Data entries:
>>>
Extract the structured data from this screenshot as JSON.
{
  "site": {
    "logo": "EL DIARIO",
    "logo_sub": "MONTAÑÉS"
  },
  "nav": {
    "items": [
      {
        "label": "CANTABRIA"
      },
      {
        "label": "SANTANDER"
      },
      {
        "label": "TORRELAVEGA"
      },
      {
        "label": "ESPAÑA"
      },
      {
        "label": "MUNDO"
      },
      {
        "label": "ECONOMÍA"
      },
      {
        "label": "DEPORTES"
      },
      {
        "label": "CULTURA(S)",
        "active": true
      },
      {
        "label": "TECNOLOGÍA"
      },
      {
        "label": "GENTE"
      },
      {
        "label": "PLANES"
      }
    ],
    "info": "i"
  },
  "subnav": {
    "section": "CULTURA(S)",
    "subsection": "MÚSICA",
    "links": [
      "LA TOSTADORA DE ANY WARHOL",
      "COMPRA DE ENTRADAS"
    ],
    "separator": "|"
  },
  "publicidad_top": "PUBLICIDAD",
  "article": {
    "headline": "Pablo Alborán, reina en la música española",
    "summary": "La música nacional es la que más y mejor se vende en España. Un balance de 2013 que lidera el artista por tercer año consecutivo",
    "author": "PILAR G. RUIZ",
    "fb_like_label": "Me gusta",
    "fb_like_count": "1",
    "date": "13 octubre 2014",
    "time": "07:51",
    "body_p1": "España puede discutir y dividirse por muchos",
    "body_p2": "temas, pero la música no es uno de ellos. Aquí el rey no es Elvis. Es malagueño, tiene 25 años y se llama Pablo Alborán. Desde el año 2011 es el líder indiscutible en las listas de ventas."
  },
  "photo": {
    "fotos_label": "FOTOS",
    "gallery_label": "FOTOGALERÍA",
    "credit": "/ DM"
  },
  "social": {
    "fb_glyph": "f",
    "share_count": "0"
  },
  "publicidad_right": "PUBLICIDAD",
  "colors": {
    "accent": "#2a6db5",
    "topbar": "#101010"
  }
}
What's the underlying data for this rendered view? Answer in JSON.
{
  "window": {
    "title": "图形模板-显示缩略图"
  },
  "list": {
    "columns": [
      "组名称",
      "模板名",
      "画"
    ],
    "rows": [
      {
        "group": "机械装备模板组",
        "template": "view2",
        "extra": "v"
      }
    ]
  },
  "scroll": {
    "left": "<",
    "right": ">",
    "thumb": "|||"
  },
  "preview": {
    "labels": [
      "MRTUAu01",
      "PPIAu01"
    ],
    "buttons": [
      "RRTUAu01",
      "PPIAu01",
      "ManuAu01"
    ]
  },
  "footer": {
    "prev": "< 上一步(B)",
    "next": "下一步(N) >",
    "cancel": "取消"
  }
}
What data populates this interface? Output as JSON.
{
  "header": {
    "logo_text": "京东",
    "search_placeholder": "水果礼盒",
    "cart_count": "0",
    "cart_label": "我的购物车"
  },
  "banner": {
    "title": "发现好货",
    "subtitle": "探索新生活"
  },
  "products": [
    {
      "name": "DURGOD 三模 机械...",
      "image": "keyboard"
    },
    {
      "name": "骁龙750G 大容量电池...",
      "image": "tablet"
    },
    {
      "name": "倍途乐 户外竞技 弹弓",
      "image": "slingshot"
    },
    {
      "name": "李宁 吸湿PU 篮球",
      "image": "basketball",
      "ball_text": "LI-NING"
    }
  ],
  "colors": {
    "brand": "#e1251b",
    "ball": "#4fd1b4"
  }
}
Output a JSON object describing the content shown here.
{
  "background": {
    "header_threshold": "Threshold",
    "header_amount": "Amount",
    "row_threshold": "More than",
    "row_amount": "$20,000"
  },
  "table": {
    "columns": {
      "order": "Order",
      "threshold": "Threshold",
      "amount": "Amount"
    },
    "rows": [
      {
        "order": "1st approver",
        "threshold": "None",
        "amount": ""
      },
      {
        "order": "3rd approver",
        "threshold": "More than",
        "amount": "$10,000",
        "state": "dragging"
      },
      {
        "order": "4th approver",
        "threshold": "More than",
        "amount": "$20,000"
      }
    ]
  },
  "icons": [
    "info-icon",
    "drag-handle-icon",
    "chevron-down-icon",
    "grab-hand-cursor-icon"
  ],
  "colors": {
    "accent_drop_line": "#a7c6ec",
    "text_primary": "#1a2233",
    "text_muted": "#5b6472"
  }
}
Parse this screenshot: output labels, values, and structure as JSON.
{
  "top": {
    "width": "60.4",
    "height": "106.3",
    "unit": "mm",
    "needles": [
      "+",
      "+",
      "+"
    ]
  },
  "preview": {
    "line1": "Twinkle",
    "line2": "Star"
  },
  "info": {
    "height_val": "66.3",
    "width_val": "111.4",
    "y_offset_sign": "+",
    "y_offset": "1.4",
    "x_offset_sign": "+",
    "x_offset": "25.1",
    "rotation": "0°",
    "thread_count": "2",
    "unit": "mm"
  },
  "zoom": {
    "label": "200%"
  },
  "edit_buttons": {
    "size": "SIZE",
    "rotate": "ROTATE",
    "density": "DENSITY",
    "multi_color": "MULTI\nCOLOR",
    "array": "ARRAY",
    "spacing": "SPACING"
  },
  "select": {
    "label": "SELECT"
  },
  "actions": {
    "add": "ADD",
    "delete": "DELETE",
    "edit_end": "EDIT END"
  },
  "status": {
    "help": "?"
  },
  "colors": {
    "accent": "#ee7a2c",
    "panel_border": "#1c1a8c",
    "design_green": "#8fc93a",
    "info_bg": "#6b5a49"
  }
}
<<<
▸ TASK DETAILS
Copy whichever lines in the listing above contain the word "screenshot".

▸ RESULT OF THIS EXERCISE
Extract the structured data from this screenshot as JSON.
Parse this screenshot: output labels, values, and structure as JSON.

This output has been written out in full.